## START

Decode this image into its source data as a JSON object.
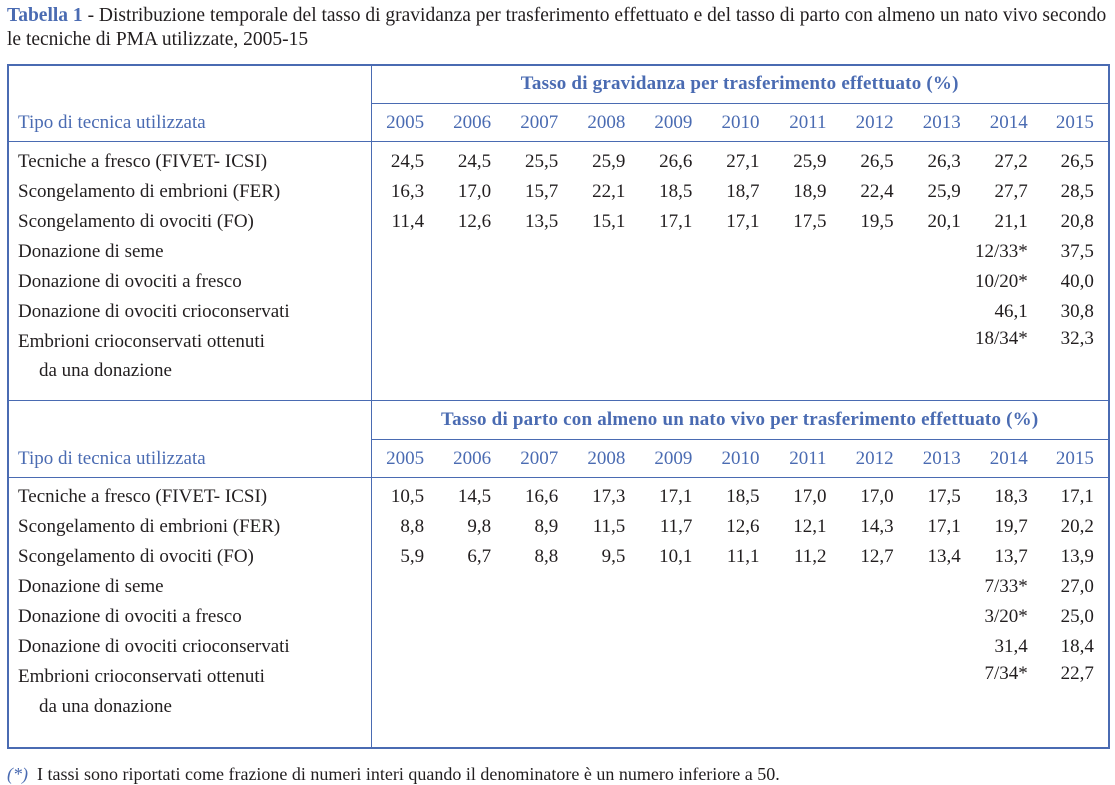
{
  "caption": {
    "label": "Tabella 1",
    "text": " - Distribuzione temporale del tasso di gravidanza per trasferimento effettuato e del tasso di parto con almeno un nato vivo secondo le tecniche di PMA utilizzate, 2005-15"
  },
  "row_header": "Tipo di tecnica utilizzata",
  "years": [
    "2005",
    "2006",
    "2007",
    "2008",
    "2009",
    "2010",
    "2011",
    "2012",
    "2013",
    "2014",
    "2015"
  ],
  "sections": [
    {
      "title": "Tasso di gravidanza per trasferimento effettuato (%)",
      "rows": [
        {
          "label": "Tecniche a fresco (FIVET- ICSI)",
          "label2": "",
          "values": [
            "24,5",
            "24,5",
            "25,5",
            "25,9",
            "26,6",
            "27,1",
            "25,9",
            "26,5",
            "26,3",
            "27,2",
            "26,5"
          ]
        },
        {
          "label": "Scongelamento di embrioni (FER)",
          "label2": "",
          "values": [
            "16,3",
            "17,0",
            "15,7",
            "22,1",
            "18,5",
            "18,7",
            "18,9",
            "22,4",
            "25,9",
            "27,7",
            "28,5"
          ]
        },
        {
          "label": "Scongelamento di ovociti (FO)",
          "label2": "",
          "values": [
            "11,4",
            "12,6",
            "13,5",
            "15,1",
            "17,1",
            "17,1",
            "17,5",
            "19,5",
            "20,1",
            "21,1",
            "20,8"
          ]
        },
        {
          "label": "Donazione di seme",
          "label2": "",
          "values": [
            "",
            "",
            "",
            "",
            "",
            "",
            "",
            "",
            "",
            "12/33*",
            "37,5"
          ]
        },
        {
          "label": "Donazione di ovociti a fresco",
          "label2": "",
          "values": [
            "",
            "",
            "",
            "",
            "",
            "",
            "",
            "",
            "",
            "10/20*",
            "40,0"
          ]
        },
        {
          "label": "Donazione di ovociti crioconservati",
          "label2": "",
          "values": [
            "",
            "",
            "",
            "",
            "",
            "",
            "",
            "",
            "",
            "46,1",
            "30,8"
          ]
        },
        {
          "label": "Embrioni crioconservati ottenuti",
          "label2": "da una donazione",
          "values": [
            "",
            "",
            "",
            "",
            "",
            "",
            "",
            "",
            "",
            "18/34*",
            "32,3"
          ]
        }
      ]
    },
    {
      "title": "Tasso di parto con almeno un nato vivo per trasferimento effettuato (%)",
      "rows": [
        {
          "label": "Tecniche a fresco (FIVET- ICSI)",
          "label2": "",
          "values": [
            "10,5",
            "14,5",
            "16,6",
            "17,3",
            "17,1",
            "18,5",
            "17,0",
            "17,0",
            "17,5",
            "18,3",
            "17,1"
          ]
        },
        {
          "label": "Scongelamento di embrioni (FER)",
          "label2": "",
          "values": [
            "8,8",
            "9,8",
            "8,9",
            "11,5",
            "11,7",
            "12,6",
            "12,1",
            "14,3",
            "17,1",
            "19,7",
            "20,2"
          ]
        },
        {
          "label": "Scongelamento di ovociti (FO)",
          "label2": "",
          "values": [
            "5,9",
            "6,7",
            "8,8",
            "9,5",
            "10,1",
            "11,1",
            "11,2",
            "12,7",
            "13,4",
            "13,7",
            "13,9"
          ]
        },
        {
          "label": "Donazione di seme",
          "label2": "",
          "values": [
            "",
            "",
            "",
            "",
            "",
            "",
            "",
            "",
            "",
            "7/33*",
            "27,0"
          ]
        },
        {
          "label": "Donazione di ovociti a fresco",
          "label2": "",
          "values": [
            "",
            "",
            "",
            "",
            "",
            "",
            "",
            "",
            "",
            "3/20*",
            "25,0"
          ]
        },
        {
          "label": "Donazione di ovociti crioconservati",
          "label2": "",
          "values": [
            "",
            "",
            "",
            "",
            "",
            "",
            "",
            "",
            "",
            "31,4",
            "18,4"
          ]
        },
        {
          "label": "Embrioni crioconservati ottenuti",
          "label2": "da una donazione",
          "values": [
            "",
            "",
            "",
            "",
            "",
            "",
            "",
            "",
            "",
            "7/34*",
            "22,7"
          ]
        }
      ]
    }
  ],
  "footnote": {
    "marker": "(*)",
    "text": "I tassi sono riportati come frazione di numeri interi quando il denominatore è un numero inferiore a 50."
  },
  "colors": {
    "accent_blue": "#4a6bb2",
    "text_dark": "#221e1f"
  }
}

## END

**STATED PROBLEM:**
Show every line that contains the word "almeno".

**RESPONSE TO THIS EXERCISE:**
    "text": " - Distribuzione temporale del tasso di gravidanza per trasferimento effettuato e del tasso di parto con almeno un nato vivo secondo le tecniche di PMA utilizzate, 2005-15"
      "title": "Tasso di parto con almeno un nato vivo per trasferimento effettuato (%)",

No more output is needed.